■ Listed entries ■
★ ★ ★ ★ ★
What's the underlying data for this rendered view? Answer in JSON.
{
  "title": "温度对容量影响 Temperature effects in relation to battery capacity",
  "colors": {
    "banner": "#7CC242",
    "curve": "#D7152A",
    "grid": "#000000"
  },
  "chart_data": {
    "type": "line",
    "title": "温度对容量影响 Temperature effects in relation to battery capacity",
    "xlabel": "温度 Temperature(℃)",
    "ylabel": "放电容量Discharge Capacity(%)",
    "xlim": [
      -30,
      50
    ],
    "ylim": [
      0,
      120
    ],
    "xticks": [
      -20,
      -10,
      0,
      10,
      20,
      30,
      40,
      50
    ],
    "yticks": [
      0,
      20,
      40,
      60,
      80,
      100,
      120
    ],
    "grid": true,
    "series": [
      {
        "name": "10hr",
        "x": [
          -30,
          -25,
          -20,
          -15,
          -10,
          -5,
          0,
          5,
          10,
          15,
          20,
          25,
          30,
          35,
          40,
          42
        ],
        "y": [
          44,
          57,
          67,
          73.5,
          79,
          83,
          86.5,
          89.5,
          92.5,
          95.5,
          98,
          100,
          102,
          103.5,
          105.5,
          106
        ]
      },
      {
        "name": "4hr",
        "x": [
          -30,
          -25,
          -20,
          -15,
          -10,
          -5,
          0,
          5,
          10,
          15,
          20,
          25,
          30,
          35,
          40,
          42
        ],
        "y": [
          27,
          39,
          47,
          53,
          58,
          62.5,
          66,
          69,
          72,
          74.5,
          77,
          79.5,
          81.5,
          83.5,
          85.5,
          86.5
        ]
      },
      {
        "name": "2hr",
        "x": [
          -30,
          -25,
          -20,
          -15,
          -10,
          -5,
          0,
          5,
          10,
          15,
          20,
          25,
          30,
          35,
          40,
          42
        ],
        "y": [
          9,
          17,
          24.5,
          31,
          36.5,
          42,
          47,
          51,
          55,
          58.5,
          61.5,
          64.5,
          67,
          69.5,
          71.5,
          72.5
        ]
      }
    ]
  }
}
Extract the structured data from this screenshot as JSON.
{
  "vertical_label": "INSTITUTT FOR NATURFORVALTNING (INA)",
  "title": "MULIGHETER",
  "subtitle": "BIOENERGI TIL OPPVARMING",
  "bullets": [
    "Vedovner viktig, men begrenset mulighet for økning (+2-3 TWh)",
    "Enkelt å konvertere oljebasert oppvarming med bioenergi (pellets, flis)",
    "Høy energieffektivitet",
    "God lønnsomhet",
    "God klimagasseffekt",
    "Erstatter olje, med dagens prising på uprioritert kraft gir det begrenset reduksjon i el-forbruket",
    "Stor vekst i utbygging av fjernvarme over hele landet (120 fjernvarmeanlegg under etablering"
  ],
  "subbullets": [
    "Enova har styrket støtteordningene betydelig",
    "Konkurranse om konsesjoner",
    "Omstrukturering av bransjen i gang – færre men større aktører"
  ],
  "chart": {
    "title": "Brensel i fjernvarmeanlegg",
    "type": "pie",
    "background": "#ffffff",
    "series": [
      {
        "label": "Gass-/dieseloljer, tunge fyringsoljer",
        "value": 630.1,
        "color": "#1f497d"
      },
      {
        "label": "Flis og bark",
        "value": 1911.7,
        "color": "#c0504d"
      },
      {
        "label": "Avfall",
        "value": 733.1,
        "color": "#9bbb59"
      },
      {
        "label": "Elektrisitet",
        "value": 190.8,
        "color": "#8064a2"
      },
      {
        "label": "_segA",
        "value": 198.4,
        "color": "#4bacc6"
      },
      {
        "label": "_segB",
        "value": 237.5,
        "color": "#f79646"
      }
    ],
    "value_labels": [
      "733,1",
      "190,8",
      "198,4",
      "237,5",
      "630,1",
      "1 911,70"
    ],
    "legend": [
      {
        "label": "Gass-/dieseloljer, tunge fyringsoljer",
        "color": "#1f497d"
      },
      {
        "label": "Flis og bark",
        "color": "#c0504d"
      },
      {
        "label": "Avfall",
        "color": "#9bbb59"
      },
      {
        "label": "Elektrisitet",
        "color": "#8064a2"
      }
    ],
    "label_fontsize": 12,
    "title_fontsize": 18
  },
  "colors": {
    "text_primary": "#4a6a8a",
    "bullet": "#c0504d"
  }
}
★ ★ ★ ★ ★
■ Set exercise ■
From the data above, show each line that contains "effects".

■ Answer to this exercise ■
  "title": "温度对容量影响 Temperature effects in relation to battery capacity",
    "title": "温度对容量影响 Temperature effects in relation to battery capacity",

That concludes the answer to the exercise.